DESCRIPTION OF THE TASK: Transcribe each of the records below exactly, excluding all pictures.

DATA ENTRIES:

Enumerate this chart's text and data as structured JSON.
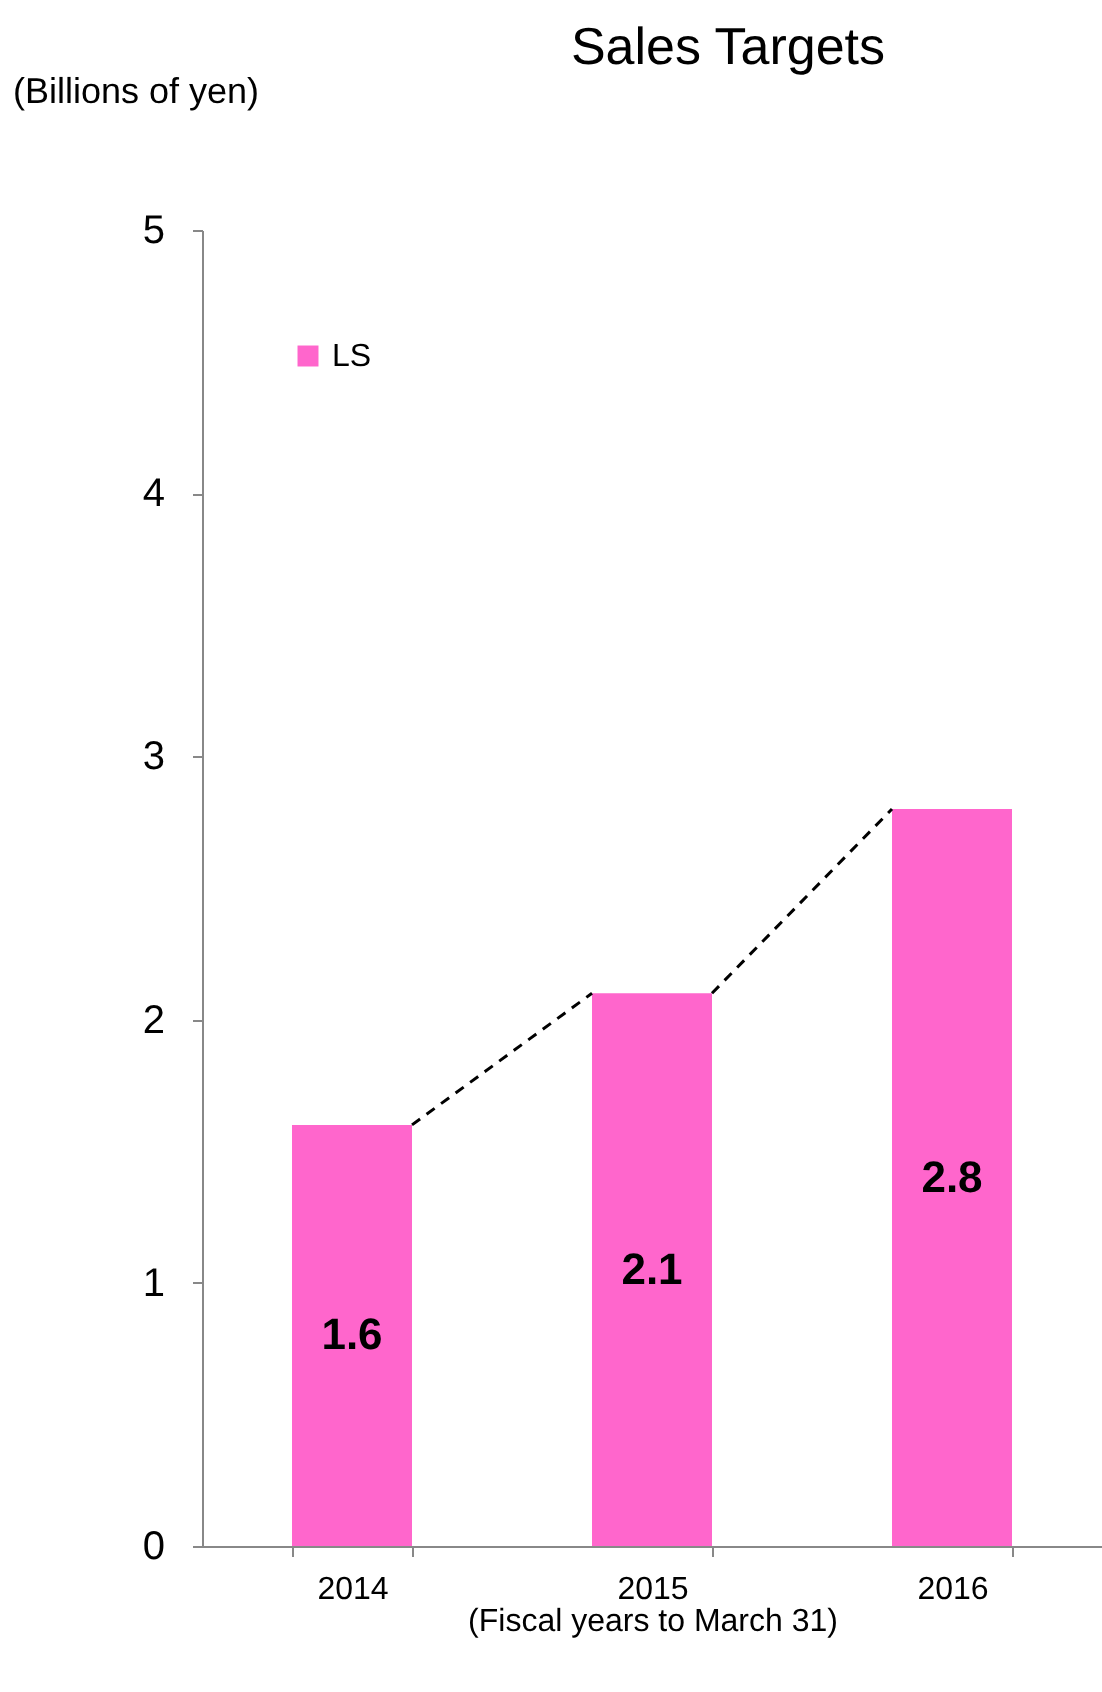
{
  "chart_data": {
    "type": "bar",
    "title": "Sales Targets",
    "ylabel": "(Billions of yen)",
    "xlabel": "(Fiscal years to March 31)",
    "categories": [
      "2014",
      "2015",
      "2016"
    ],
    "series": [
      {
        "name": "LS",
        "color": "#ff66cc",
        "values": [
          1.6,
          2.1,
          2.8
        ]
      }
    ],
    "ylim": [
      0,
      5
    ],
    "yticks": [
      0,
      1,
      2,
      3,
      4,
      5
    ],
    "grid": false,
    "legend": "top left",
    "data_labels": true
  }
}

ANSWER TO THE TASK:
Enumerate this chart's text and data as structured JSON.
{
  "chart_data": {
    "type": "bar",
    "title": "Sales Targets",
    "ylabel": "(Billions of yen)",
    "xlabel": "(Fiscal years to March 31)",
    "categories": [
      "2014",
      "2015",
      "2016"
    ],
    "series": [
      {
        "name": "LS",
        "color": "#ff66cc",
        "values": [
          1.6,
          2.1,
          2.8
        ]
      }
    ],
    "ylim": [
      0,
      5
    ],
    "yticks": [
      0,
      1,
      2,
      3,
      4,
      5
    ],
    "grid": false,
    "legend": "top left",
    "data_labels": true
  }
}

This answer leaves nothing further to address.